Labeled box records
----
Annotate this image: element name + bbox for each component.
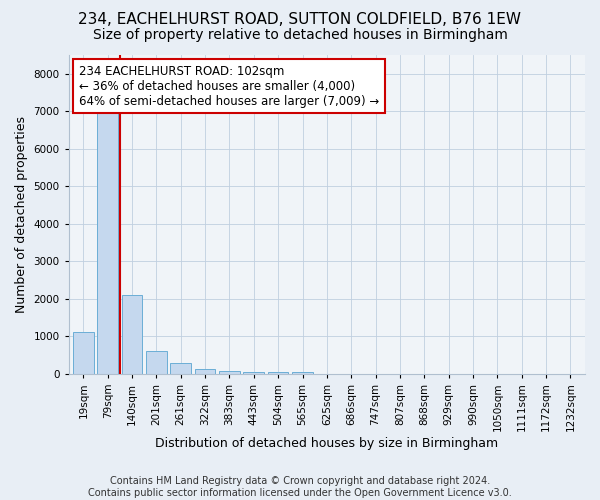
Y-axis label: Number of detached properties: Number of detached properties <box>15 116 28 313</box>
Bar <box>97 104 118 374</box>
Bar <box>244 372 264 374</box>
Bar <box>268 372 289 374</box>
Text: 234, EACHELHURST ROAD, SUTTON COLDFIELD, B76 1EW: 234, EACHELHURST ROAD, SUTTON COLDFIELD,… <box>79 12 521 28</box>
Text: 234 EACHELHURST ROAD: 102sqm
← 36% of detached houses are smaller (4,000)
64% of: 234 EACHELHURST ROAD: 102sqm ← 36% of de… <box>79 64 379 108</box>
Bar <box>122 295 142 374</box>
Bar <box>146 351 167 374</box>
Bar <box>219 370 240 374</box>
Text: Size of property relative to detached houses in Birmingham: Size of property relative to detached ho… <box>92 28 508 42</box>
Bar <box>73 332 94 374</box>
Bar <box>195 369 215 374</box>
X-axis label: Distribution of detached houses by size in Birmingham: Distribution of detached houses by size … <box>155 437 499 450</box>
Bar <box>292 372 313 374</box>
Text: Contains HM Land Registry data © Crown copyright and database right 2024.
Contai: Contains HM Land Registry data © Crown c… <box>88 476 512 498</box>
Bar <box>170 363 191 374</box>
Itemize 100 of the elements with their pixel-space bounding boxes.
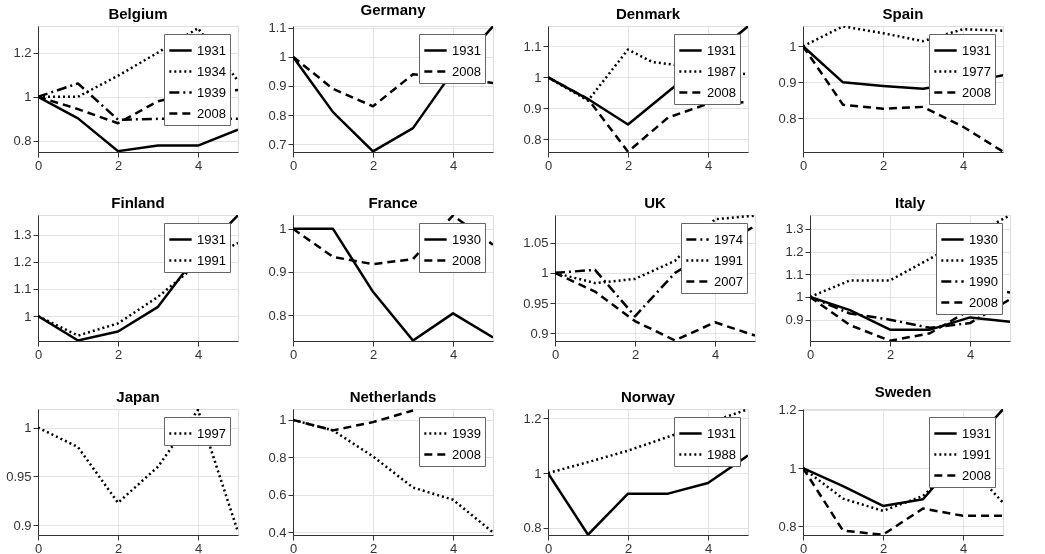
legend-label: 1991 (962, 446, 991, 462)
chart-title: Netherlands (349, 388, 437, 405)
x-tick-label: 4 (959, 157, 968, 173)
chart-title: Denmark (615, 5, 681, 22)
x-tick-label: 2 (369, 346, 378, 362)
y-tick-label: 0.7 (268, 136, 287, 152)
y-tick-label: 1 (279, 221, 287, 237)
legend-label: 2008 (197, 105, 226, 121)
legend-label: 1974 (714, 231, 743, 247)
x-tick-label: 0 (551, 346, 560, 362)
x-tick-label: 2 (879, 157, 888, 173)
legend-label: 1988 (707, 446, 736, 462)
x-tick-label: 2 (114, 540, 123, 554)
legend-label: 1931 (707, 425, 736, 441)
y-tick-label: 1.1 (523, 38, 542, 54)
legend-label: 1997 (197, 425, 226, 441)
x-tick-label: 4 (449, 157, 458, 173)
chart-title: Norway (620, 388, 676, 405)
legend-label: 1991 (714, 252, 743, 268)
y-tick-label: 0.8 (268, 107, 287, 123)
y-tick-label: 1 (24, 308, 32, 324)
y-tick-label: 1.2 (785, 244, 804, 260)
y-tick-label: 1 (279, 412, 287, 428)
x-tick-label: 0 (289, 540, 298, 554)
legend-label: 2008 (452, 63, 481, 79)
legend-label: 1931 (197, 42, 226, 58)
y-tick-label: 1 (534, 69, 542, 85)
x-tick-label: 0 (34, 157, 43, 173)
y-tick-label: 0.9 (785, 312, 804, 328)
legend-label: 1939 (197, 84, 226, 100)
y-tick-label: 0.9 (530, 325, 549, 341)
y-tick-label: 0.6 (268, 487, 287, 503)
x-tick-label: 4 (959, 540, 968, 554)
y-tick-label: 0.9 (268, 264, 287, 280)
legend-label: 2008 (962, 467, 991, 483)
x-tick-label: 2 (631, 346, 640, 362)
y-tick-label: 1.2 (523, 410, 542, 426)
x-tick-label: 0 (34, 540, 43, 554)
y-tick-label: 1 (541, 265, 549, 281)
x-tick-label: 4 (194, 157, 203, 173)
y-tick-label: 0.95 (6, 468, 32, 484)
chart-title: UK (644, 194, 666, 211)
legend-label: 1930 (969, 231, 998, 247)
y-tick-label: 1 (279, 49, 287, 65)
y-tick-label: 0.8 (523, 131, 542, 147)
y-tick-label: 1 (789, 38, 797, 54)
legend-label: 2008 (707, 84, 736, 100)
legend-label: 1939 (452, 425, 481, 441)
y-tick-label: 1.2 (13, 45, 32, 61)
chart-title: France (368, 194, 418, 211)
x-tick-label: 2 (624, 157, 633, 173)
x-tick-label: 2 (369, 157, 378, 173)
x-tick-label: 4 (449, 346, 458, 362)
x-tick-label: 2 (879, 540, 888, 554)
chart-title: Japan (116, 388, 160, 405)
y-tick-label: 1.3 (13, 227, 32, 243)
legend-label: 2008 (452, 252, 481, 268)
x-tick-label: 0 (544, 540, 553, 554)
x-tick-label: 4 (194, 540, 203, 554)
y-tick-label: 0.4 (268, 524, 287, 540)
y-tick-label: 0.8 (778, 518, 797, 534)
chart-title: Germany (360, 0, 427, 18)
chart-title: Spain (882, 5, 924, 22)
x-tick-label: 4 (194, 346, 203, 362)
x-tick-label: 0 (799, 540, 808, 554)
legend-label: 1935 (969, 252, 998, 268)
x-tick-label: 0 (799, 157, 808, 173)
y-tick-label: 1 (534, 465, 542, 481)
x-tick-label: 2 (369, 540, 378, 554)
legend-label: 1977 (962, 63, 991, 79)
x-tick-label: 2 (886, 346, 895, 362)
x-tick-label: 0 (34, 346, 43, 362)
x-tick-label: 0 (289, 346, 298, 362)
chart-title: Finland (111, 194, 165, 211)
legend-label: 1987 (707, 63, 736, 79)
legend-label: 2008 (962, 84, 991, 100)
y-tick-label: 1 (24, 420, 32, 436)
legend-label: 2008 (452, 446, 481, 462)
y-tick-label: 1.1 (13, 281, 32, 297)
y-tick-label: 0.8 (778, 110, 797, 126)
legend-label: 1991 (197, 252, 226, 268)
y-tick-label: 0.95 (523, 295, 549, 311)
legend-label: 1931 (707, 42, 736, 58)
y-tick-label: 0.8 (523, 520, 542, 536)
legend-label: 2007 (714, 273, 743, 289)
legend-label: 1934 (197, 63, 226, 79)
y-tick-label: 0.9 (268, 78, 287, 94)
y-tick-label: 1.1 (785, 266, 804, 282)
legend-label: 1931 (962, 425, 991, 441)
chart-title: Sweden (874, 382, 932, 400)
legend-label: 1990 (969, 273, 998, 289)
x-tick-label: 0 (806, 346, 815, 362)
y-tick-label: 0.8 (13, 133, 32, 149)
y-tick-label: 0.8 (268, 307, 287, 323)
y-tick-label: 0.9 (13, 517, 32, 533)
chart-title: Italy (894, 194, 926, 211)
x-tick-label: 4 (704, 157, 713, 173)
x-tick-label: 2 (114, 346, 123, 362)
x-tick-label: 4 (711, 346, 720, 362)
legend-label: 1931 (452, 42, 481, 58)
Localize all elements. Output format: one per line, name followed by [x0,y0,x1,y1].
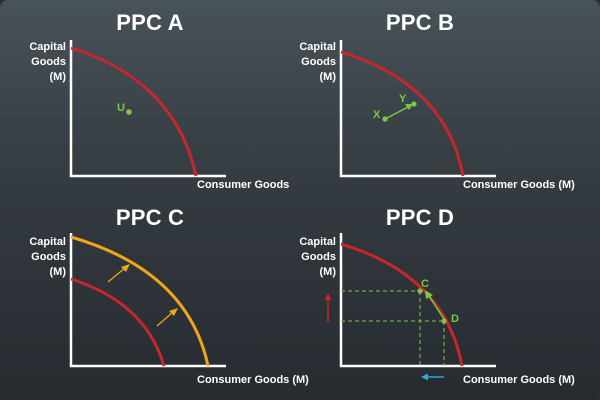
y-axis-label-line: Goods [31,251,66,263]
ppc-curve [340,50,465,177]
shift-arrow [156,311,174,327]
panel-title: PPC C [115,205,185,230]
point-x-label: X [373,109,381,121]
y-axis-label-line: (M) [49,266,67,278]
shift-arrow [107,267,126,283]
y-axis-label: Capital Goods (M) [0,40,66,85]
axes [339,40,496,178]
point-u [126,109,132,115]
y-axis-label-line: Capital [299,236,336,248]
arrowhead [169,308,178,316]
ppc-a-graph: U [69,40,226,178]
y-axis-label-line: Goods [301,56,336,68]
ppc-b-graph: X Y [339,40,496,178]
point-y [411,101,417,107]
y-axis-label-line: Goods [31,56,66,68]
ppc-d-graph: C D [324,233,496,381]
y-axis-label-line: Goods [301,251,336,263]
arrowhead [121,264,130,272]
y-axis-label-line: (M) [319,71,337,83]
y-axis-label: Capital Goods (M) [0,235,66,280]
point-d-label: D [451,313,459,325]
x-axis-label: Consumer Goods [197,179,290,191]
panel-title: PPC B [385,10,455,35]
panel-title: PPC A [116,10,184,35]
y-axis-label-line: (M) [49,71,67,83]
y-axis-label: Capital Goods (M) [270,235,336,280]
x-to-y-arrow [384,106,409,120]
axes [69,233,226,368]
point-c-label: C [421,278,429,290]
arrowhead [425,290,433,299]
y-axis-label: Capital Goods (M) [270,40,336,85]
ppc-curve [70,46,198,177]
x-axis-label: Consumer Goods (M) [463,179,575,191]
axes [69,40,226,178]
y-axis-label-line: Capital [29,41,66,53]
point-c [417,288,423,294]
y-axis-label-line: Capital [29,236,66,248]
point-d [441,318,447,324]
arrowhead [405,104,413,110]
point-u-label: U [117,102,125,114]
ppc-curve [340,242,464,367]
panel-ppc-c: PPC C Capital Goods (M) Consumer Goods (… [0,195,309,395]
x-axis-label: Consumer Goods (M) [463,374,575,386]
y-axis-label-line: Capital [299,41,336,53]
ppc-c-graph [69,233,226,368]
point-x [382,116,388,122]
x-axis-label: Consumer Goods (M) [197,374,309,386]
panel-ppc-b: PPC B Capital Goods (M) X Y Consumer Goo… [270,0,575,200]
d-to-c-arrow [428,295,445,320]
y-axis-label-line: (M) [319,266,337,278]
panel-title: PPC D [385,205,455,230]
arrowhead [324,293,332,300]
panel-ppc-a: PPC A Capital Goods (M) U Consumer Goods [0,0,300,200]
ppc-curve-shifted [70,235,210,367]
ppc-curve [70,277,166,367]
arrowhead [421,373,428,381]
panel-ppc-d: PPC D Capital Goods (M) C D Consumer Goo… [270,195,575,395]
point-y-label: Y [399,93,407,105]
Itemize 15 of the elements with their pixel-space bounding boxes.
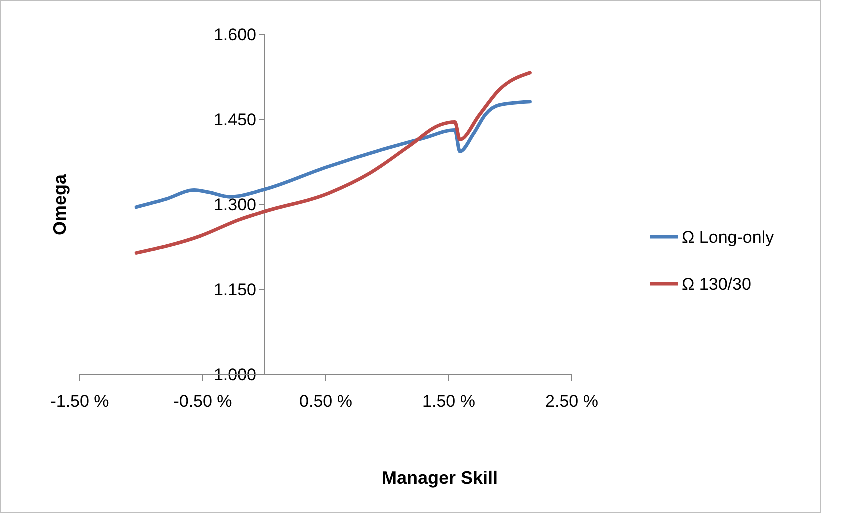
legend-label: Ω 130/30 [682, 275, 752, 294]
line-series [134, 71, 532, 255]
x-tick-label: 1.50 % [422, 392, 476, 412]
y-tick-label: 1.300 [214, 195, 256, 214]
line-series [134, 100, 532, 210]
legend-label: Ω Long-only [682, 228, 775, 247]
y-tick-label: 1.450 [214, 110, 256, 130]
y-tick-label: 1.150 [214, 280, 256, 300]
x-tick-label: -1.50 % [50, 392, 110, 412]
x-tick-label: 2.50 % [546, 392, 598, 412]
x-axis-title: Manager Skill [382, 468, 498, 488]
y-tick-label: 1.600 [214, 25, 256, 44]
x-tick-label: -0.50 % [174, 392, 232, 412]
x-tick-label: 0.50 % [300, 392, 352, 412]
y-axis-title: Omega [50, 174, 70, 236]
----
What the exercise asks: Copy the lines verbatim, from the line containing "y-axis-label-line: Goods [31,251,66,263]" through the line containing "y-axis-label-line: (M) [319,71,337,83]", with both of those lines included.

Task answer:
y-axis-label-line: Goods [31,251,66,263]
ppc-curve [340,50,465,177]
shift-arrow [156,311,174,327]
panel-title: PPC C [115,205,185,230]
point-x-label: X [373,109,381,121]
y-axis-label-line: (M) [49,266,67,278]
shift-arrow [107,267,126,283]
y-axis-label: Capital Goods (M) [0,40,66,85]
axes [339,40,496,178]
point-u [126,109,132,115]
y-axis-label-line: Capital [299,236,336,248]
arrowhead [169,308,178,316]
ppc-a-graph: U [69,40,226,178]
y-axis-label-line: Goods [301,56,336,68]
ppc-b-graph: X Y [339,40,496,178]
point-y [411,101,417,107]
y-axis-label-line: Goods [31,56,66,68]
ppc-d-graph: C D [324,233,496,381]
y-axis-label-line: Goods [301,251,336,263]
arrowhead [121,264,130,272]
y-axis-label-line: (M) [319,71,337,83]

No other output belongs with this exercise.